%%

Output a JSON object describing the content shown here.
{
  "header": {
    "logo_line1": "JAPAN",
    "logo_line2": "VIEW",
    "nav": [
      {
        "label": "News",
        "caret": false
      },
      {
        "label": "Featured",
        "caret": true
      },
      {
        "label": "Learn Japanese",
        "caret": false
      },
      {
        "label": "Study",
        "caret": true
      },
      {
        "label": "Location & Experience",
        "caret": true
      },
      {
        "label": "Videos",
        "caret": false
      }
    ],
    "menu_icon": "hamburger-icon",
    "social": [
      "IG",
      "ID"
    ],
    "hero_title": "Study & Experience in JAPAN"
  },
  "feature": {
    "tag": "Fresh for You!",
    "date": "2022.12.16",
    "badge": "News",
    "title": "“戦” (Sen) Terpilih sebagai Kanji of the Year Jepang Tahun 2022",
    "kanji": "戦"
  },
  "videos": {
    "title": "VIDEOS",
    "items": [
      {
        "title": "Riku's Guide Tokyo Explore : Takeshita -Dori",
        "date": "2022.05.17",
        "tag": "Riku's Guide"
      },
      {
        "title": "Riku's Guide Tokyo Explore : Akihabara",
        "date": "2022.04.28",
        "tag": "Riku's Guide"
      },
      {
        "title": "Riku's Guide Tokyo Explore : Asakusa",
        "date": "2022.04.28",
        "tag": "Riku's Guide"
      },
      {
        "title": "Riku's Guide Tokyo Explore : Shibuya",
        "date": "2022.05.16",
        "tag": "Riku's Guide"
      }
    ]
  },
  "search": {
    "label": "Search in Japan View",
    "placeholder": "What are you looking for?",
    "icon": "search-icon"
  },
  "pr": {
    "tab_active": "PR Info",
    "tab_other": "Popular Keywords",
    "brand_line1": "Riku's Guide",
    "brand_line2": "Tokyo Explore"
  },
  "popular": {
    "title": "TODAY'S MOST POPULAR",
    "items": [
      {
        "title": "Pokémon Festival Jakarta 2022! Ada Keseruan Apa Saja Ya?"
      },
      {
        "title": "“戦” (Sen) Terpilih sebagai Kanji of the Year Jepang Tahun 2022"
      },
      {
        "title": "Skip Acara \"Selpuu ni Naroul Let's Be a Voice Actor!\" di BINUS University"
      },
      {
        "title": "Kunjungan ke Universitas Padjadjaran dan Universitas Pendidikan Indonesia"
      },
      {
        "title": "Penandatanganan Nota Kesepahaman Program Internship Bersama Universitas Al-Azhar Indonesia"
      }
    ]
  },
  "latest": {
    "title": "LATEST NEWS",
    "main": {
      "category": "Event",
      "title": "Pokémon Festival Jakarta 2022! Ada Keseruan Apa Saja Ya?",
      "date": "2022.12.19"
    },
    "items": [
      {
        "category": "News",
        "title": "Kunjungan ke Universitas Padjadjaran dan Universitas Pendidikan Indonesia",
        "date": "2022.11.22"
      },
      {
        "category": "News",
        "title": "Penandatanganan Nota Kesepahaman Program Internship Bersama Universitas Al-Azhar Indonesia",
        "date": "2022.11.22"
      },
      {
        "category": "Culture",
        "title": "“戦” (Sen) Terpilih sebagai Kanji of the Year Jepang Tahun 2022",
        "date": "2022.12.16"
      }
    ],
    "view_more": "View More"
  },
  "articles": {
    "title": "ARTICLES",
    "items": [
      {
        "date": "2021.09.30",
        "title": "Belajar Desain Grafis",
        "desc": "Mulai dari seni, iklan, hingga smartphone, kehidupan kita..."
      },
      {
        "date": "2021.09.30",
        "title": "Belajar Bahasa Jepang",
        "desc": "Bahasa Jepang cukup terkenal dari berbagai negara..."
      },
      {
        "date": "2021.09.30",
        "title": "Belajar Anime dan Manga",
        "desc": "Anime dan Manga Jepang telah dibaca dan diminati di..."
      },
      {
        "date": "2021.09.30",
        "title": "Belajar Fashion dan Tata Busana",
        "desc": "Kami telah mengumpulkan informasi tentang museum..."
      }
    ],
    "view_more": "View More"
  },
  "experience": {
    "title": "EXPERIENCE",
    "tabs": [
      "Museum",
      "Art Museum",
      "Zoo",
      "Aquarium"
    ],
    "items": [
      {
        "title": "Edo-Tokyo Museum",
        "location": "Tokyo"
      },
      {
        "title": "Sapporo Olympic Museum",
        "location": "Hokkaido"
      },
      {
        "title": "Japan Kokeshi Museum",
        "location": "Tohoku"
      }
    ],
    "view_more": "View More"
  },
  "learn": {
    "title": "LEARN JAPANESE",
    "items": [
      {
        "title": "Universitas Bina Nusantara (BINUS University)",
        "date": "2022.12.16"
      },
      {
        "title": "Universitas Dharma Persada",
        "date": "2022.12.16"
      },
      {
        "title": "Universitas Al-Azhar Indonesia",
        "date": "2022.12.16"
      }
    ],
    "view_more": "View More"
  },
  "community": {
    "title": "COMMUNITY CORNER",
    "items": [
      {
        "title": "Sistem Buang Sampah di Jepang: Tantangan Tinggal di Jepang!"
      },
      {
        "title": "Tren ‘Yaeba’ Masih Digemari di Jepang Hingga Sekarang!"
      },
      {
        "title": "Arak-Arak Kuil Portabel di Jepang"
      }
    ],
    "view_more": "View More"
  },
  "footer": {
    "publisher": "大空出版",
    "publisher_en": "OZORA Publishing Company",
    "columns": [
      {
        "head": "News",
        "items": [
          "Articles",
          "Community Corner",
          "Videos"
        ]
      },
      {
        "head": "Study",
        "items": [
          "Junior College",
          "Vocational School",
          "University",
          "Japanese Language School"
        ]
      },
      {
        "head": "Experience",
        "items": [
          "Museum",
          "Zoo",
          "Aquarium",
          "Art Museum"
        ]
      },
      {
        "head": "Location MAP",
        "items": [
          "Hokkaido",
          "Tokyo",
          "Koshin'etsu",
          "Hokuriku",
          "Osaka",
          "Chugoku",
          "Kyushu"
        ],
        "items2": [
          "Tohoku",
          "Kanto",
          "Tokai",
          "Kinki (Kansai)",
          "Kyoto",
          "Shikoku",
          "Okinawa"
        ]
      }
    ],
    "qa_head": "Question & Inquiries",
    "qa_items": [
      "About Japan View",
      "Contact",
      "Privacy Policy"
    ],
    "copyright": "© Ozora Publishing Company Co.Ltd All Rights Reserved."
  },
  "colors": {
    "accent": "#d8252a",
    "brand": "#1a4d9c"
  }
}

%%

Aim of the task
Your task is to pick out every line with the string "Penandatanganan" and copy it.

Correct response
        "title": "Penandatanganan Nota Kesepahaman Program Internship Bersama Universitas Al-Azhar Indonesia"
        "title": "Penandatanganan Nota Kesepahaman Program Internship Bersama Universitas Al-Azhar Indonesia",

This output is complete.